**What is expected**
From the records, pick out and copy each line containing "JSON".
--- Begin ---
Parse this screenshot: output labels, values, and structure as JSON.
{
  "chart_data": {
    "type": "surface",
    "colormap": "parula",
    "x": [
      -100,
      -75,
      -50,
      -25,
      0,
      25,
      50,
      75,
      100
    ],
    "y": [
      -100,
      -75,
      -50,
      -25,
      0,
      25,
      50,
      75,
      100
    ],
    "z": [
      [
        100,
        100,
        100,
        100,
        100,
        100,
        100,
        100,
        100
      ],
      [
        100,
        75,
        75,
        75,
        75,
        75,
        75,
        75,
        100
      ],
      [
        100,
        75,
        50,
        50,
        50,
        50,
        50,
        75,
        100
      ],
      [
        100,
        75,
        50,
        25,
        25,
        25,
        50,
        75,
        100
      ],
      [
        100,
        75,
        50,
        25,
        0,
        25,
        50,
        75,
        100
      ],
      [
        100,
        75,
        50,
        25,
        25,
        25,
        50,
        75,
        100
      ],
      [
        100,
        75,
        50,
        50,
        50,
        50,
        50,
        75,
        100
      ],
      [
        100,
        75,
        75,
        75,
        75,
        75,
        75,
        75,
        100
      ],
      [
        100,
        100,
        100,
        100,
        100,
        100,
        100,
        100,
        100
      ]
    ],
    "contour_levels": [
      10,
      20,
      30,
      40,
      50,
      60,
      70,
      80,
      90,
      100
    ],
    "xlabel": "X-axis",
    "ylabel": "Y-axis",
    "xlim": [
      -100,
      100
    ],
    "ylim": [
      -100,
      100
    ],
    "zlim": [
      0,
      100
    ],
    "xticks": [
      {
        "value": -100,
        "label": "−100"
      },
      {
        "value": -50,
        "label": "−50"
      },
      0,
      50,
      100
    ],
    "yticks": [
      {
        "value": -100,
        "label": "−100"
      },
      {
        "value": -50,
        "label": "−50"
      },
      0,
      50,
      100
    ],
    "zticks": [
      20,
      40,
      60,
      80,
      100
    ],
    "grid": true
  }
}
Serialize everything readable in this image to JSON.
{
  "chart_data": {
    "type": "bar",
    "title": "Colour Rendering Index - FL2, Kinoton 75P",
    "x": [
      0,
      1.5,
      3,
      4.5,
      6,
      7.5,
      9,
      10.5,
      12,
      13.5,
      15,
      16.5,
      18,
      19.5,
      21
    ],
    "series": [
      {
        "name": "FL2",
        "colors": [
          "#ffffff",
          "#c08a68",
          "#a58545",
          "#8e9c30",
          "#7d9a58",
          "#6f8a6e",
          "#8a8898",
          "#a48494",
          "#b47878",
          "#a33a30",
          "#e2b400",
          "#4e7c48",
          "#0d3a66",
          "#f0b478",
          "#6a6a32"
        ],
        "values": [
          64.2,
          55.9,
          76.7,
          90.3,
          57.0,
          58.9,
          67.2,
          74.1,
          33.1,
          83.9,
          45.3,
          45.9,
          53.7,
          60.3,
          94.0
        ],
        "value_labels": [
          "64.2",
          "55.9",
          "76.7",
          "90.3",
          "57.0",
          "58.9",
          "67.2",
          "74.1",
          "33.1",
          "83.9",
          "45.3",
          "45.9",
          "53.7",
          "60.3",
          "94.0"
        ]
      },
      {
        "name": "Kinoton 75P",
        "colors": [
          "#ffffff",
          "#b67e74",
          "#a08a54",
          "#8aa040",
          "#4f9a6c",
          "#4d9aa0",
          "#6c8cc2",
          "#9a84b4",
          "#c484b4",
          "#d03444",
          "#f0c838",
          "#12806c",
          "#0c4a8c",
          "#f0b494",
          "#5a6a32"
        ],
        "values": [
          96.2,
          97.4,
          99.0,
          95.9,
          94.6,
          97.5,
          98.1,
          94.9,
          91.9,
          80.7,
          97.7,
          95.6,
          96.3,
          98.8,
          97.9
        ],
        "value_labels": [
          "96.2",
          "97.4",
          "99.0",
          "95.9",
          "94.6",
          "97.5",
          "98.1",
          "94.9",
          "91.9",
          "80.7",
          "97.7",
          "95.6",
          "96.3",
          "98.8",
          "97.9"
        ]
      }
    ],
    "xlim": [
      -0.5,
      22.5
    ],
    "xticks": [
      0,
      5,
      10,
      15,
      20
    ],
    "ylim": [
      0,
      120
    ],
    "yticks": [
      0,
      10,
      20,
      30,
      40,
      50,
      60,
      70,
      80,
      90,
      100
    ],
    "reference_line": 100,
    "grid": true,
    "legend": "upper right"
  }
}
--- End ---
**Solution for this problem**
Parse this screenshot: output labels, values, and structure as JSON.
Serialize everything readable in this image to JSON.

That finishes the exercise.